* _GIVEN DATA_

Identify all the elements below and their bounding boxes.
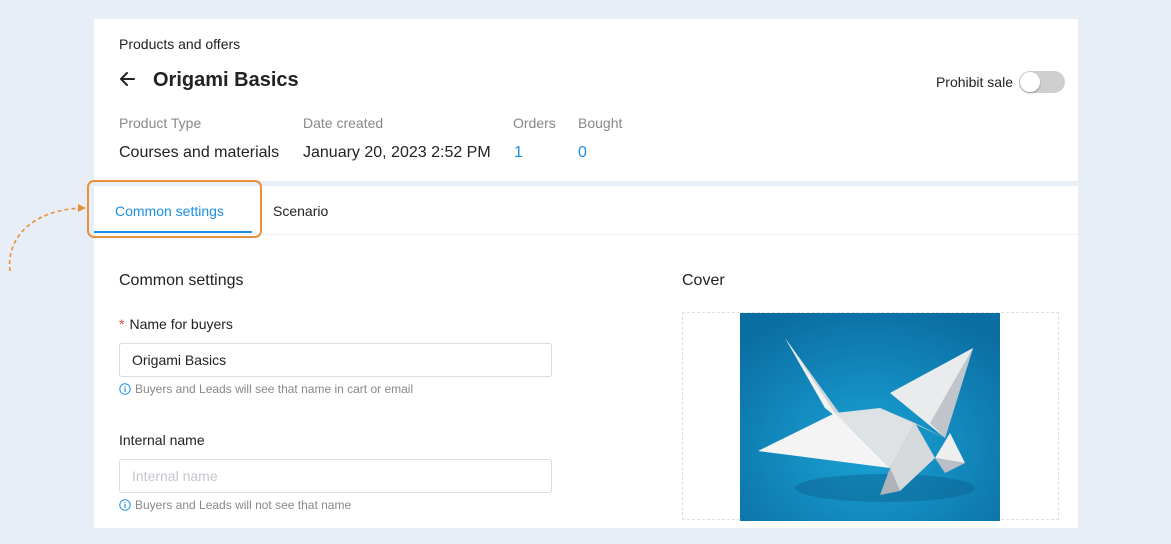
common-settings-heading: Common settings bbox=[119, 272, 244, 289]
name-hint-text: Buyers and Leads will see that name in c… bbox=[135, 382, 414, 396]
bought-label: Bought bbox=[578, 115, 623, 131]
cover-image bbox=[740, 313, 1000, 521]
cover-dropzone[interactable] bbox=[682, 312, 1059, 521]
internal-hint: Buyers and Leads will not see that name bbox=[119, 498, 351, 512]
cover-heading: Cover bbox=[682, 272, 725, 289]
page-title: Origami Basics bbox=[153, 69, 299, 91]
toggle-knob bbox=[1020, 72, 1040, 92]
info-icon bbox=[119, 383, 131, 395]
info-icon bbox=[119, 499, 131, 511]
internal-name-label: Internal name bbox=[119, 432, 205, 448]
annotation-arrow-icon bbox=[8, 204, 86, 272]
name-for-buyers-label: * Name for buyers bbox=[119, 316, 233, 332]
name-for-buyers-input[interactable] bbox=[119, 343, 552, 377]
product-type-label: Product Type bbox=[119, 115, 202, 131]
name-for-buyers-text: Name for buyers bbox=[129, 316, 233, 332]
required-marker: * bbox=[119, 316, 125, 332]
prohibit-sale-toggle[interactable] bbox=[1019, 71, 1065, 93]
breadcrumb[interactable]: Products and offers bbox=[119, 36, 240, 52]
tab-highlight-frame bbox=[87, 180, 262, 238]
orders-link[interactable]: 1 bbox=[514, 144, 523, 162]
tab-scenario[interactable]: Scenario bbox=[273, 203, 328, 219]
internal-name-input[interactable] bbox=[119, 459, 552, 493]
prohibit-sale-label: Prohibit sale bbox=[935, 74, 1013, 90]
product-type-value: Courses and materials bbox=[119, 144, 280, 161]
back-arrow-icon[interactable] bbox=[118, 69, 136, 89]
internal-hint-text: Buyers and Leads will not see that name bbox=[135, 498, 352, 512]
orders-label: Orders bbox=[513, 115, 556, 131]
date-created-label: Date created bbox=[303, 115, 384, 131]
bought-link[interactable]: 0 bbox=[578, 144, 587, 162]
name-hint: Buyers and Leads will see that name in c… bbox=[119, 382, 413, 396]
product-header-card: Products and offers Origami Basics Prohi… bbox=[94, 19, 1078, 181]
prohibit-sale-control: Prohibit sale bbox=[936, 71, 1065, 93]
date-created-value: January 20, 2023 2:52 PM bbox=[303, 144, 491, 161]
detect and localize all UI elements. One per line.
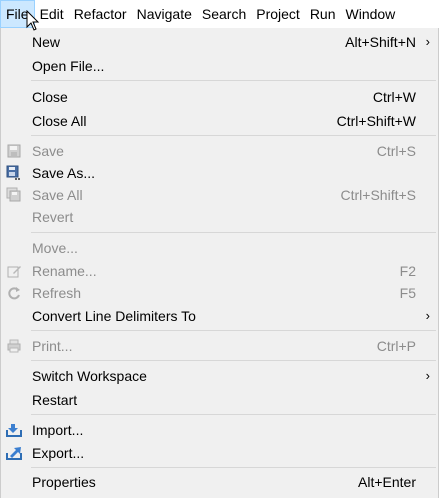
- menu-item-save-as[interactable]: Save As...: [1, 162, 438, 184]
- floppy-disk-icon: [6, 143, 22, 159]
- rename-icon: [6, 263, 22, 279]
- menu-item-shortcut: F5: [399, 285, 416, 301]
- menu-item-revert[interactable]: Revert: [1, 206, 438, 228]
- menu-separator: [31, 360, 436, 361]
- menu-item-label: Convert Line Delimiters To: [32, 308, 196, 324]
- menu-separator: [31, 330, 436, 331]
- menu-item-close-all[interactable]: Close All Ctrl+Shift+W: [1, 110, 438, 132]
- menu-item-shortcut: Ctrl+S: [376, 143, 416, 159]
- menu-item-print[interactable]: Print... Ctrl+P: [1, 335, 438, 357]
- menubar-refactor[interactable]: Refactor: [69, 0, 132, 28]
- menu-item-shortcut: Ctrl+W: [372, 89, 416, 105]
- menu-item-close[interactable]: Close Ctrl+W: [1, 86, 438, 108]
- menu-item-export[interactable]: Export...: [1, 442, 438, 464]
- menu-item-shortcut: Alt+Enter: [358, 474, 416, 490]
- menu-separator: [31, 467, 436, 468]
- menu-item-rename[interactable]: Rename... F2: [1, 260, 438, 282]
- menubar-window[interactable]: Window: [341, 0, 401, 28]
- menu-item-label: Close All: [32, 113, 87, 129]
- menubar-project[interactable]: Project: [251, 0, 305, 28]
- save-all-icon: [6, 187, 22, 203]
- menu-item-shortcut: Ctrl+Shift+W: [336, 113, 416, 129]
- menu-item-shortcut: Ctrl+Shift+S: [340, 187, 416, 203]
- menu-item-label: Save: [32, 143, 64, 159]
- chevron-right-icon: ›: [425, 308, 430, 323]
- menu-item-properties[interactable]: Properties Alt+Enter: [1, 471, 438, 493]
- mouse-pointer-icon: [26, 10, 40, 31]
- export-icon: [6, 445, 22, 461]
- menu-separator: [31, 232, 436, 233]
- menu-item-save-all[interactable]: Save All Ctrl+Shift+S: [1, 184, 438, 206]
- menu-item-shortcut: Ctrl+P: [376, 338, 416, 354]
- menu-item-label: Move...: [32, 240, 78, 256]
- printer-icon: [6, 338, 22, 354]
- menu-item-label: Save All: [32, 187, 83, 203]
- menu-item-shortcut: Alt+Shift+N: [345, 34, 416, 50]
- menu-item-label: New: [32, 34, 61, 50]
- menu-item-label: Restart: [32, 392, 78, 408]
- menu-item-label: Print...: [32, 338, 73, 354]
- refresh-icon: [6, 285, 22, 301]
- menu-item-label: Properties: [32, 474, 96, 490]
- menu-item-label: Export...: [32, 445, 85, 461]
- menubar-search[interactable]: Search: [197, 0, 251, 28]
- chevron-right-icon: ›: [425, 368, 430, 383]
- save-as-icon: [6, 165, 22, 181]
- menu-item-label: Save As...: [32, 165, 96, 181]
- menu-item-switch-workspace[interactable]: Switch Workspace ›: [1, 365, 438, 387]
- menu-item-import[interactable]: Import...: [1, 419, 438, 441]
- menu-item-label: Close: [32, 89, 68, 105]
- menu-item-refresh[interactable]: Refresh F5: [1, 282, 438, 304]
- menu-item-save[interactable]: Save Ctrl+S: [1, 140, 438, 162]
- menu-item-label: Refresh: [32, 285, 82, 301]
- menubar-navigate[interactable]: Navigate: [132, 0, 197, 28]
- menu-separator: [31, 135, 436, 136]
- menu-separator: [31, 80, 436, 81]
- file-menu-dropdown: New Alt+Shift+N › Open File... Close Ctr…: [0, 28, 439, 498]
- menu-item-label: Rename...: [32, 263, 97, 279]
- menu-item-shortcut: F2: [399, 263, 416, 279]
- menubar-run[interactable]: Run: [305, 0, 341, 28]
- menu-item-new[interactable]: New Alt+Shift+N ›: [1, 31, 438, 53]
- menu-separator: [31, 414, 436, 415]
- menu-item-move[interactable]: Move...: [1, 237, 438, 259]
- menu-item-open-file[interactable]: Open File...: [1, 55, 438, 77]
- menu-item-restart[interactable]: Restart: [1, 389, 438, 411]
- menu-item-label: Import...: [32, 422, 84, 438]
- import-icon: [6, 422, 22, 438]
- menu-item-convert-line-delimiters[interactable]: Convert Line Delimiters To ›: [1, 305, 438, 327]
- menu-item-label: Open File...: [32, 58, 105, 74]
- menu-item-label: Revert: [32, 209, 74, 225]
- chevron-right-icon: ›: [425, 34, 430, 49]
- menu-bar: File Edit Refactor Navigate Search Proje…: [0, 0, 439, 28]
- menu-item-label: Switch Workspace: [32, 368, 147, 384]
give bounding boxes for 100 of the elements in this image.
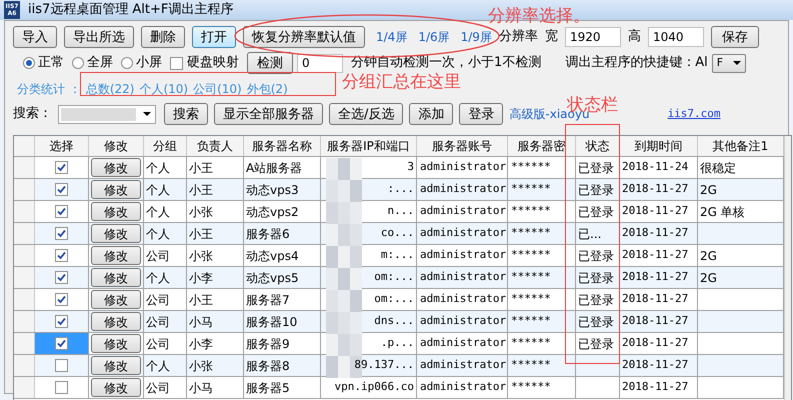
table-cell-text: ****** <box>511 247 551 264</box>
screen-split-link[interactable]: 1/9屏 <box>460 28 492 46</box>
table-cell: 小王 <box>187 157 244 178</box>
action-button[interactable]: 添加 <box>409 103 454 125</box>
table-cell: 服务器5 <box>244 377 321 398</box>
hotkey-label: 调出主程序的快捷键：Al <box>565 54 708 72</box>
screen-split-link[interactable]: 1/4屏 <box>376 28 408 46</box>
table-cell-text: 2G <box>700 270 717 286</box>
search-label: 搜索： <box>13 105 52 124</box>
table-cell: 服务器9 <box>244 333 321 354</box>
table-cell-text: 2G <box>700 182 717 198</box>
action-button[interactable]: 登录 <box>459 103 504 125</box>
table-cell-text: 2018-11-27 <box>622 335 688 352</box>
column-header[interactable]: 负责人 <box>187 136 244 156</box>
checkbox[interactable] <box>170 56 183 70</box>
column-header[interactable]: 服务器账号 <box>417 136 508 156</box>
table-cell-text: ****** <box>511 159 551 176</box>
width-field[interactable]: 1920 <box>564 27 621 47</box>
table-cell: 个人 <box>144 267 187 288</box>
hotkey-select[interactable]: F <box>712 54 746 72</box>
table-cell-text: m:... <box>380 247 414 264</box>
checkbox[interactable] <box>55 359 68 372</box>
table-cell-text: 2018-11-27 <box>622 357 688 374</box>
screen-split-link[interactable]: 1/6屏 <box>418 28 450 46</box>
edit-button[interactable]: 修改 <box>91 224 141 243</box>
column-header[interactable]: 到期时间 <box>620 136 698 156</box>
column-header[interactable]: 服务器IP和端口 <box>321 136 417 156</box>
table-cell-text: 89.137... <box>354 357 414 374</box>
table-cell-text: .p... <box>380 335 414 352</box>
radio-button[interactable] <box>23 57 35 69</box>
checkbox[interactable] <box>55 337 68 350</box>
edit-button[interactable]: 修改 <box>91 290 141 309</box>
select-cell[interactable] <box>35 333 89 354</box>
table-cell-text: 2018-11-27 <box>622 269 688 286</box>
action-button[interactable]: 搜索 <box>164 103 208 125</box>
checkmark-icon <box>57 163 66 172</box>
checkbox[interactable] <box>55 161 68 174</box>
checkbox[interactable] <box>55 293 68 306</box>
table-cell-text: 已登录 <box>578 314 614 330</box>
table-cell-text: 已... <box>578 226 602 242</box>
table-cell-text: 3 <box>407 159 414 176</box>
toolbar-button[interactable]: 导出所选 <box>64 26 134 48</box>
checkmark-icon <box>57 295 66 304</box>
website-link[interactable]: iis7.com <box>668 106 721 122</box>
table-cell-text: ****** <box>511 291 551 308</box>
toolbar-button[interactable]: 打开 <box>192 26 236 48</box>
search-combo[interactable] <box>58 104 156 124</box>
toolbar-button[interactable]: 删除 <box>141 26 185 48</box>
checkbox[interactable] <box>55 315 68 328</box>
checkbox[interactable] <box>55 205 68 218</box>
checkbox[interactable] <box>55 271 68 284</box>
table-cell-text: ****** <box>511 313 551 330</box>
toolbar-button[interactable]: 导入 <box>13 26 57 48</box>
annotation-text: 分辨率选择。 <box>488 5 590 28</box>
checkbox[interactable] <box>55 183 68 196</box>
action-button[interactable]: 显示全部服务器 <box>214 103 323 125</box>
table-cell: A站服务器 <box>244 157 321 178</box>
column-header[interactable]: 状态 <box>576 136 620 156</box>
action-button[interactable]: 全选/反选 <box>329 103 404 125</box>
edit-button[interactable]: 修改 <box>91 334 141 353</box>
edit-button[interactable]: 修改 <box>91 356 141 375</box>
checkmark-icon <box>57 229 66 238</box>
table-cell: 小王 <box>187 223 244 244</box>
edit-button[interactable]: 修改 <box>91 158 141 177</box>
detect-button[interactable]: 检测 <box>247 52 293 74</box>
height-label: 高 <box>628 28 641 46</box>
edit-button[interactable]: 修改 <box>91 180 141 199</box>
column-header[interactable]: 修改 <box>89 136 144 156</box>
radio-button[interactable] <box>72 57 84 69</box>
column-header[interactable]: 分组 <box>144 136 187 156</box>
radio-label: 小屏 <box>136 54 162 72</box>
edit-button[interactable]: 修改 <box>91 378 141 397</box>
radio-button[interactable] <box>121 57 133 69</box>
window-title: iis7远程桌面管理 Alt+F调出主程序 <box>28 1 234 20</box>
save-button[interactable]: 保存 <box>710 26 759 48</box>
column-header[interactable]: 选择 <box>35 136 89 156</box>
table-cell: 小王 <box>187 289 244 310</box>
height-field[interactable]: 1040 <box>648 27 704 47</box>
interval-field[interactable]: 0 <box>297 54 343 72</box>
column-header[interactable]: 服务器密 <box>508 136 576 156</box>
vertical-scrollbar[interactable] <box>784 136 791 400</box>
checkbox[interactable] <box>55 249 68 262</box>
edit-button[interactable]: 修改 <box>91 268 141 287</box>
checkmark-icon <box>57 207 66 216</box>
checkbox[interactable] <box>55 227 68 240</box>
edit-button[interactable]: 修改 <box>91 312 141 331</box>
table-cell-text: ****** <box>511 181 551 198</box>
edit-button[interactable]: 修改 <box>91 202 141 221</box>
dropdown-arrow-icon <box>732 61 741 65</box>
table-cell: 服务器7 <box>244 289 321 310</box>
table-cell-text: 很稳定 <box>700 160 736 176</box>
checkmark-icon <box>57 273 66 282</box>
checkbox[interactable] <box>55 381 68 394</box>
table-cell: 小李 <box>187 333 244 354</box>
edit-button[interactable]: 修改 <box>91 246 141 265</box>
column-header[interactable]: 服务器名称 <box>244 136 321 156</box>
table-cell-text: 2018-11-27 <box>622 313 688 330</box>
table-cell: 个人 <box>144 355 187 376</box>
toolbar-button[interactable]: 恢复分辨率默认值 <box>243 26 365 48</box>
table-cell-text: 2018-11-27 <box>622 203 688 220</box>
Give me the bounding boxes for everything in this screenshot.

* _TASK DETAILS_
Recast the rows from the line with "table-cell-text: ****** <box>511 247" to the line with "table-cell: 服务器5 <box>244 377 321 398</box>" as a JSON list of strings, one string per line.

* _COMPLETE OUTPUT_
[
  "table-cell-text: ****** <box>511 247 551 264</box>",
  "screen-split-link[interactable]: 1/9屏 <box>460 28 492 46</box>",
  "table-cell: 小王 <box>187 157 244 178</box>",
  "action-button[interactable]: 添加 <box>409 103 454 125</box>",
  "table-cell: 服务器5 <box>244 377 321 398</box>"
]